Data supplied
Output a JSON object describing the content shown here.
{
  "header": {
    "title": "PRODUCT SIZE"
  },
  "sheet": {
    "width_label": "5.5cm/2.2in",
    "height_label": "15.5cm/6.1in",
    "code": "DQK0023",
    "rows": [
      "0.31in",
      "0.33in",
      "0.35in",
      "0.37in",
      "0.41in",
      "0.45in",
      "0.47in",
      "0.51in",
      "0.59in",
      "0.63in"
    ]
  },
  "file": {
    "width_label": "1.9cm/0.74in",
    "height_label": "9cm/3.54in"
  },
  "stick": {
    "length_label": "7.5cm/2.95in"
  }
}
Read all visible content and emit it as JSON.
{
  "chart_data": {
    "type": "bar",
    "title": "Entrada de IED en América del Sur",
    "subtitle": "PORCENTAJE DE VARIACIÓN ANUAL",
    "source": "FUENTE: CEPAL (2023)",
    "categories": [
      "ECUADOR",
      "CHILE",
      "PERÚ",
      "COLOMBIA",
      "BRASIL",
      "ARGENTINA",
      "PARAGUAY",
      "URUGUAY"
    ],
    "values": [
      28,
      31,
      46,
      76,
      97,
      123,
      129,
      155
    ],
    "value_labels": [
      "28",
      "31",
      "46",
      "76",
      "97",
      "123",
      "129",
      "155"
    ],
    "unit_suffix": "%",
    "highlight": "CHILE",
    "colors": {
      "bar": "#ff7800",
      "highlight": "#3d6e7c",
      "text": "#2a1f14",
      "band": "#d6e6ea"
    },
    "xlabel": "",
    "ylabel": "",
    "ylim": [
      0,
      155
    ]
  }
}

To be done
Print again the material above, limited to the lines from the one holding "Read all visible content and emit it as JSON." through the last, inclusive.

Written answer
Read all visible content and emit it as JSON.
{
  "chart_data": {
    "type": "bar",
    "title": "Entrada de IED en América del Sur",
    "subtitle": "PORCENTAJE DE VARIACIÓN ANUAL",
    "source": "FUENTE: CEPAL (2023)",
    "categories": [
      "ECUADOR",
      "CHILE",
      "PERÚ",
      "COLOMBIA",
      "BRASIL",
      "ARGENTINA",
      "PARAGUAY",
      "URUGUAY"
    ],
    "values": [
      28,
      31,
      46,
      76,
      97,
      123,
      129,
      155
    ],
    "value_labels": [
      "28",
      "31",
      "46",
      "76",
      "97",
      "123",
      "129",
      "155"
    ],
    "unit_suffix": "%",
    "highlight": "CHILE",
    "colors": {
      "bar": "#ff7800",
      "highlight": "#3d6e7c",
      "text": "#2a1f14",
      "band": "#d6e6ea"
    },
    "xlabel": "",
    "ylabel": "",
    "ylim": [
      0,
      155
    ]
  }
}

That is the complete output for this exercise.